*EXERCISE GOAL*: Search the data below for "color"; list each line that holds it.

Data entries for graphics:
+++

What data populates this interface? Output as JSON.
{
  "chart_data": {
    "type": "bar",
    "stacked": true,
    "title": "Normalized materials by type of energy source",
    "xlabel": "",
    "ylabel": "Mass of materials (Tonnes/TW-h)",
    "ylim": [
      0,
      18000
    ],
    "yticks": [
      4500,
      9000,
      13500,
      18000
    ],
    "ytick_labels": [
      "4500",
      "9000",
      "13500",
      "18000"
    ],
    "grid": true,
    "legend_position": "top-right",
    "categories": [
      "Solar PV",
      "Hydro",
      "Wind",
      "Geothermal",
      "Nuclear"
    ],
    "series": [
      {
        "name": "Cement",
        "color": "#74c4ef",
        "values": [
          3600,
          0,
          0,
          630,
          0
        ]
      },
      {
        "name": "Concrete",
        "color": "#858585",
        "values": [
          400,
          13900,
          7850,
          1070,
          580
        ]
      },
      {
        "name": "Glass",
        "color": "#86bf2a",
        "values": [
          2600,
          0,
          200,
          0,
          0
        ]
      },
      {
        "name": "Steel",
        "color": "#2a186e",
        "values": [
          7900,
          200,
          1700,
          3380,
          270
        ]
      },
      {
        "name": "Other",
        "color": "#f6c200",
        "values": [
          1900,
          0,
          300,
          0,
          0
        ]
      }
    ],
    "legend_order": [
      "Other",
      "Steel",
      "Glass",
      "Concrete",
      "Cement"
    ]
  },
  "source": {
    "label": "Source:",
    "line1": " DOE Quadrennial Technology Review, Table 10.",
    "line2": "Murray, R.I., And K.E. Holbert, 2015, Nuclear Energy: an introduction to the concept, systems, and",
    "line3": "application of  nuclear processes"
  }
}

+++

*RIGHT ANSWER*:
        "color": "#74c4ef",
        "color": "#858585",
        "color": "#86bf2a",
        "color": "#2a186e",
        "color": "#f6c200",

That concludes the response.